══ RECORD LIST

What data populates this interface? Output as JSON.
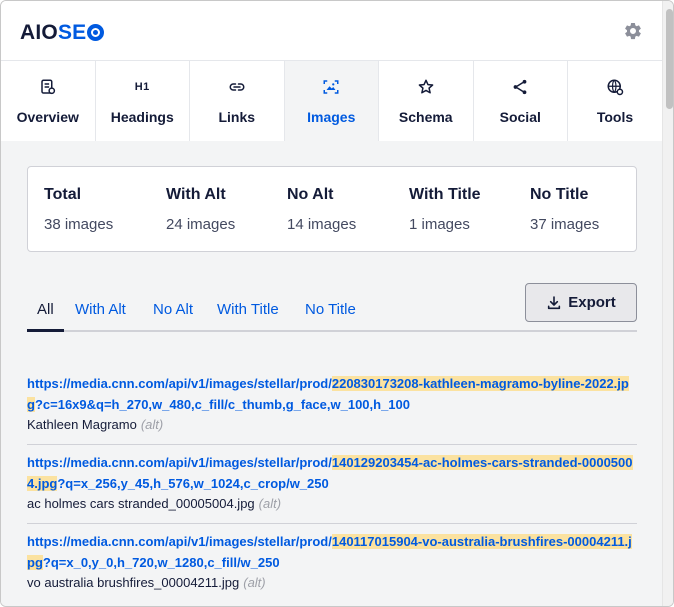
{
  "header": {
    "logo_aio": "AIO",
    "logo_se": "SE"
  },
  "tabs": [
    {
      "label": "Overview",
      "icon": "overview-icon",
      "active": false
    },
    {
      "label": "Headings",
      "icon": "h1-icon",
      "glyph": "H1",
      "active": false
    },
    {
      "label": "Links",
      "icon": "link-icon",
      "active": false
    },
    {
      "label": "Images",
      "icon": "image-icon",
      "active": true
    },
    {
      "label": "Schema",
      "icon": "star-icon",
      "active": false
    },
    {
      "label": "Social",
      "icon": "share-icon",
      "active": false
    },
    {
      "label": "Tools",
      "icon": "globe-tools-icon",
      "active": false
    }
  ],
  "stats": [
    {
      "title": "Total",
      "value": "38 images"
    },
    {
      "title": "With Alt",
      "value": "24 images"
    },
    {
      "title": "No Alt",
      "value": "14 images"
    },
    {
      "title": "With Title",
      "value": "1 images"
    },
    {
      "title": "No Title",
      "value": "37 images"
    }
  ],
  "filters": [
    "All",
    "With Alt",
    "No Alt",
    "With Title",
    "No Title"
  ],
  "export_label": "Export",
  "images": [
    {
      "url_prefix": "https://media.cnn.com/api/v1/images/stellar/prod/",
      "url_file": "220830173208-kathleen-magramo-byline-2022.jpg",
      "url_query": "?c=16x9&q=h_270,w_480,c_fill/c_thumb,g_face,w_100,h_100",
      "alt": "Kathleen Magramo",
      "tag": "(alt)"
    },
    {
      "url_prefix": "https://media.cnn.com/api/v1/images/stellar/prod/",
      "url_file": "140129203454-ac-holmes-cars-stranded-00005004.jpg",
      "url_query": "?q=x_256,y_45,h_576,w_1024,c_crop/w_250",
      "alt": "ac holmes cars stranded_00005004.jpg",
      "tag": "(alt)"
    },
    {
      "url_prefix": "https://media.cnn.com/api/v1/images/stellar/prod/",
      "url_file": "140117015904-vo-australia-brushfires-00004211.jpg",
      "url_query": "?q=x_0,y_0,h_720,w_1280,c_fill/w_250",
      "alt": "vo australia brushfires_00004211.jpg",
      "tag": "(alt)"
    }
  ],
  "colors": {
    "brand_blue": "#005ae0",
    "text_dark": "#141b38",
    "highlight": "#fbe2a0",
    "panel_bg": "#f3f4f5"
  }
}
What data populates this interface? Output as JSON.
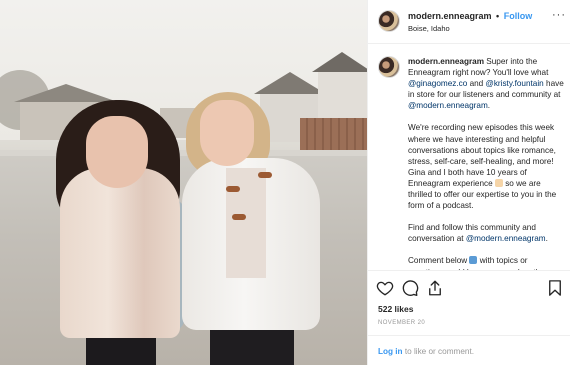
{
  "post": {
    "username": "modern.enneagram",
    "separator": "•",
    "follow_label": "Follow",
    "location": "Boise, Idaho",
    "more_glyph": "···"
  },
  "caption": {
    "username": "modern.enneagram",
    "p1_text1": " Super into the Enneagram right now? You'll love what ",
    "mention1": "@ginagomez.co",
    "p1_and": " and ",
    "mention2": "@kristy.fountain",
    "p1_text2": " have in store for our listeners and community at ",
    "mention3": "@modern.enneagram",
    "p1_end": ".",
    "p2_text": "We're recording new episodes this week where we have interesting and helpful conversations about topics like romance, stress, self-care, self-healing, and more! Gina and I both have 10 years of Enneagram experience ",
    "p2_end": " so we are thrilled to offer our expertise to you in the form of a podcast.",
    "p3_text": "Find and follow this community and conversation at ",
    "mention4": "@modern.enneagram",
    "p3_end": ".",
    "p4_text1": "Comment below ",
    "p4_text2": "  with topics or questions you'd love answered on the"
  },
  "actions": {
    "like_icon": "heart-icon",
    "comment_icon": "comment-icon",
    "share_icon": "share-icon",
    "save_icon": "bookmark-icon",
    "likes": "522 likes",
    "date": "NOVEMBER 20"
  },
  "login": {
    "link": "Log in",
    "text": " to like or comment."
  },
  "colors": {
    "link_blue": "#3897f0",
    "mention_navy": "#003569",
    "muted": "#999999",
    "border": "#efefef"
  }
}
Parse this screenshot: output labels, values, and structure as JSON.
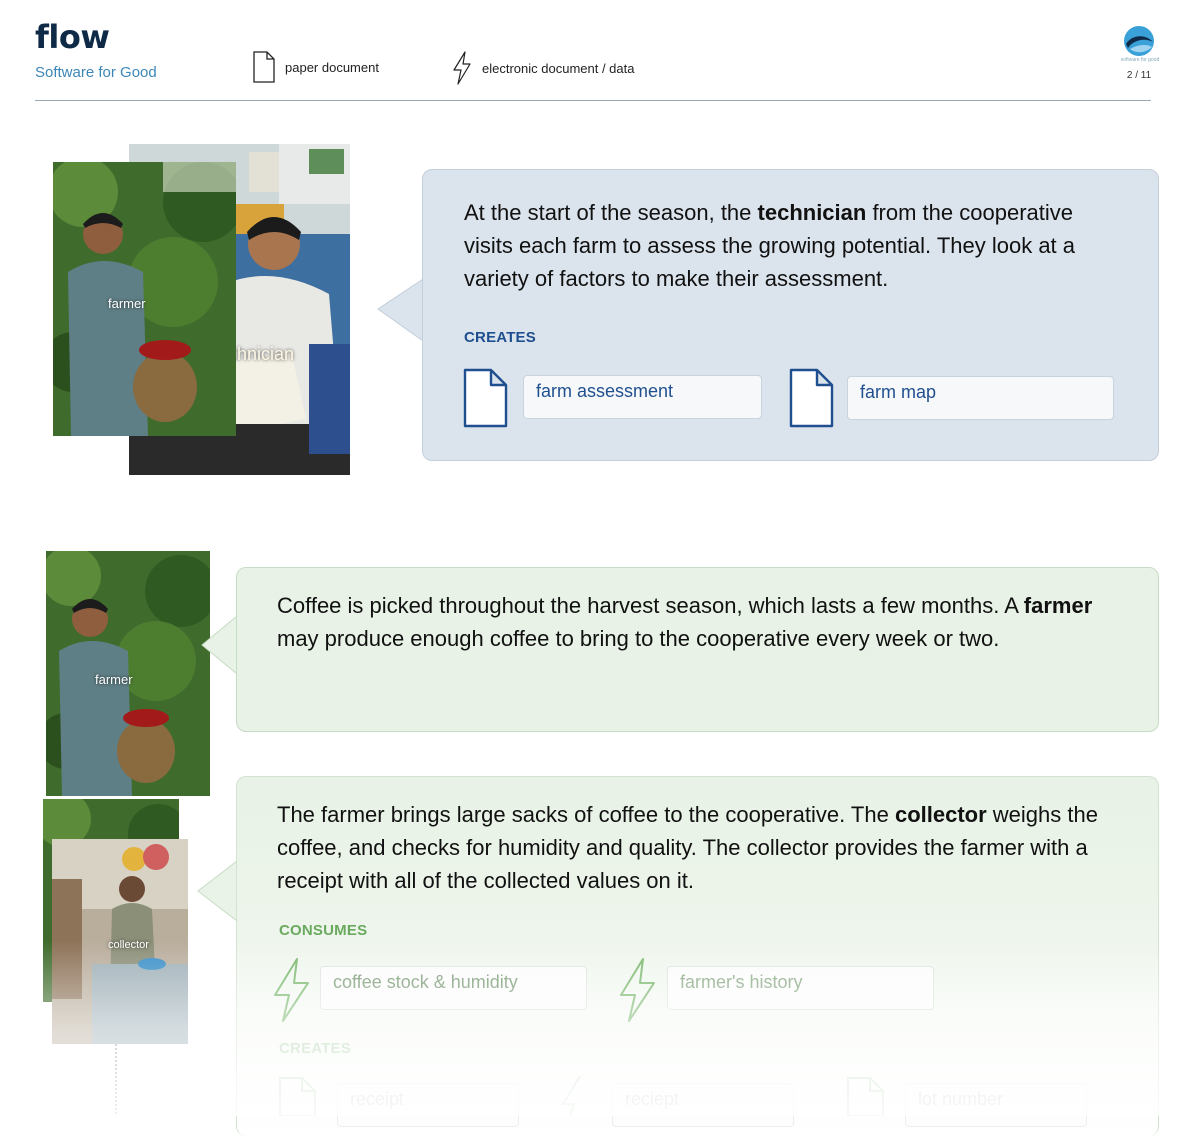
{
  "header": {
    "title": "flow",
    "subtitle": "Software for Good",
    "legend": {
      "paper_label": "paper document",
      "electronic_label": "electronic document / data"
    },
    "brand_tiny": "software for good",
    "page": "2 / 11"
  },
  "step1": {
    "photo_labels": {
      "farmer": "farmer",
      "technician": "technician"
    },
    "text_a": "At the start of the season, the ",
    "role": "technician",
    "text_b": " from the cooperative visits each farm to assess the growing potential. They look at a variety of factors to make their assessment.",
    "creates_label": "CREATES",
    "creates": [
      "farm assessment",
      "farm map"
    ]
  },
  "step2": {
    "photo_label": "farmer",
    "text_a": "Coffee is picked throughout the harvest season, which lasts a few months. A ",
    "role": "farmer",
    "text_b": " may produce enough coffee to bring to the cooperative every week or two."
  },
  "step3": {
    "photo_label": "collector",
    "text_a": "The farmer brings large sacks of coffee to the cooperative. The ",
    "role": "collector",
    "text_b": " weighs the coffee, and checks for humidity and quality. The collector provides the farmer with a receipt with all of the collected values on it.",
    "consumes_label": "CONSUMES",
    "consumes": [
      "coffee stock & humidity",
      "farmer's history"
    ],
    "creates_label": "CREATES",
    "creates": [
      "receipt",
      "reciept",
      "lot number"
    ]
  },
  "colors": {
    "navy": "#0e2a47",
    "blue_accent": "#1f4f8f",
    "green_accent": "#6aaa5e",
    "blue_card": "#dbe3ec",
    "green_card": "#e8f2e6"
  }
}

════

AIM OF THE EXERCISE: Report every line in the data above in which the word "receipt" appears.

CORRECT RESPONSE:
    "text_b": " weighs the coffee, and checks for humidity and quality. The collector provides the farmer with a receipt with all of the collected values on it.",
      "receipt",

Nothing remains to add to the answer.